* _Task brief_
All records are to be retyped faithfully and completely.

* _Material shown_
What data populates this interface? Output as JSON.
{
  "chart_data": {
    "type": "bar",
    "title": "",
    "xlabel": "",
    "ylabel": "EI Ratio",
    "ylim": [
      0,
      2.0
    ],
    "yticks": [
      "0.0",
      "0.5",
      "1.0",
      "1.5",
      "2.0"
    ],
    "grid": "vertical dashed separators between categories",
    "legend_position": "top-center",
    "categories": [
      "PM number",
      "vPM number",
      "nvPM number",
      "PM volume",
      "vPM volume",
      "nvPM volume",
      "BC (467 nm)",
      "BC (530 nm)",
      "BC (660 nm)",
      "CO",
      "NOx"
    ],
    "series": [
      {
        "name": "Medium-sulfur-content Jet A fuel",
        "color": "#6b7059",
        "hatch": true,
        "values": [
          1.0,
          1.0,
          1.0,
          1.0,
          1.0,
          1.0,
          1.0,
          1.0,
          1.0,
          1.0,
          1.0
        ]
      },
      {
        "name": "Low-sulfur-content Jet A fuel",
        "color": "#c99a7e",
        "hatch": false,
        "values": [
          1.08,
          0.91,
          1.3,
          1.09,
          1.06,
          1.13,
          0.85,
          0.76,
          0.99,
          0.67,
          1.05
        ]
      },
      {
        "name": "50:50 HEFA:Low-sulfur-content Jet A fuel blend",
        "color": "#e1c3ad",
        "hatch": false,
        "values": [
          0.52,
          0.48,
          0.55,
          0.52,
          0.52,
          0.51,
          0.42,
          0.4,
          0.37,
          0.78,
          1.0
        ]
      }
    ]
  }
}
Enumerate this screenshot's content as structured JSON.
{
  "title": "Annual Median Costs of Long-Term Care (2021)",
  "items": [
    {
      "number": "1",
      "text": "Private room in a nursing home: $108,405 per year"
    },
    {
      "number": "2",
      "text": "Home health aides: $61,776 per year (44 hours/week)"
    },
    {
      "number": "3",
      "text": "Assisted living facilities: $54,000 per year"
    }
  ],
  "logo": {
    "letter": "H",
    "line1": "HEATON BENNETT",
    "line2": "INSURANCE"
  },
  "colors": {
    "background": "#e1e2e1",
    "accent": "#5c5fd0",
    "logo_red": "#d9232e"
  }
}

* _Exercise answer_
What data populates this interface? Output as JSON.
{
  "chart_data": {
    "type": "bar",
    "title": "",
    "xlabel": "",
    "ylabel": "EI Ratio",
    "ylim": [
      0,
      2.0
    ],
    "yticks": [
      "0.0",
      "0.5",
      "1.0",
      "1.5",
      "2.0"
    ],
    "grid": "vertical dashed separators between categories",
    "legend_position": "top-center",
    "categories": [
      "PM number",
      "vPM number",
      "nvPM number",
      "PM volume",
      "vPM volume",
      "nvPM volume",
      "BC (467 nm)",
      "BC (530 nm)",
      "BC (660 nm)",
      "CO",
      "NOx"
    ],
    "series": [
      {
        "name": "Medium-sulfur-content Jet A fuel",
        "color": "#6b7059",
        "hatch": true,
        "values": [
          1.0,
          1.0,
          1.0,
          1.0,
          1.0,
          1.0,
          1.0,
          1.0,
          1.0,
          1.0,
          1.0
        ]
      },
      {
        "name": "Low-sulfur-content Jet A fuel",
        "color": "#c99a7e",
        "hatch": false,
        "values": [
          1.08,
          0.91,
          1.3,
          1.09,
          1.06,
          1.13,
          0.85,
          0.76,
          0.99,
          0.67,
          1.05
        ]
      },
      {
        "name": "50:50 HEFA:Low-sulfur-content Jet A fuel blend",
        "color": "#e1c3ad",
        "hatch": false,
        "values": [
          0.52,
          0.48,
          0.55,
          0.52,
          0.52,
          0.51,
          0.42,
          0.4,
          0.37,
          0.78,
          1.0
        ]
      }
    ]
  }
}
Enumerate this screenshot's content as structured JSON.
{
  "title": "Annual Median Costs of Long-Term Care (2021)",
  "items": [
    {
      "number": "1",
      "text": "Private room in a nursing home: $108,405 per year"
    },
    {
      "number": "2",
      "text": "Home health aides: $61,776 per year (44 hours/week)"
    },
    {
      "number": "3",
      "text": "Assisted living facilities: $54,000 per year"
    }
  ],
  "logo": {
    "letter": "H",
    "line1": "HEATON BENNETT",
    "line2": "INSURANCE"
  },
  "colors": {
    "background": "#e1e2e1",
    "accent": "#5c5fd0",
    "logo_red": "#d9232e"
  }
}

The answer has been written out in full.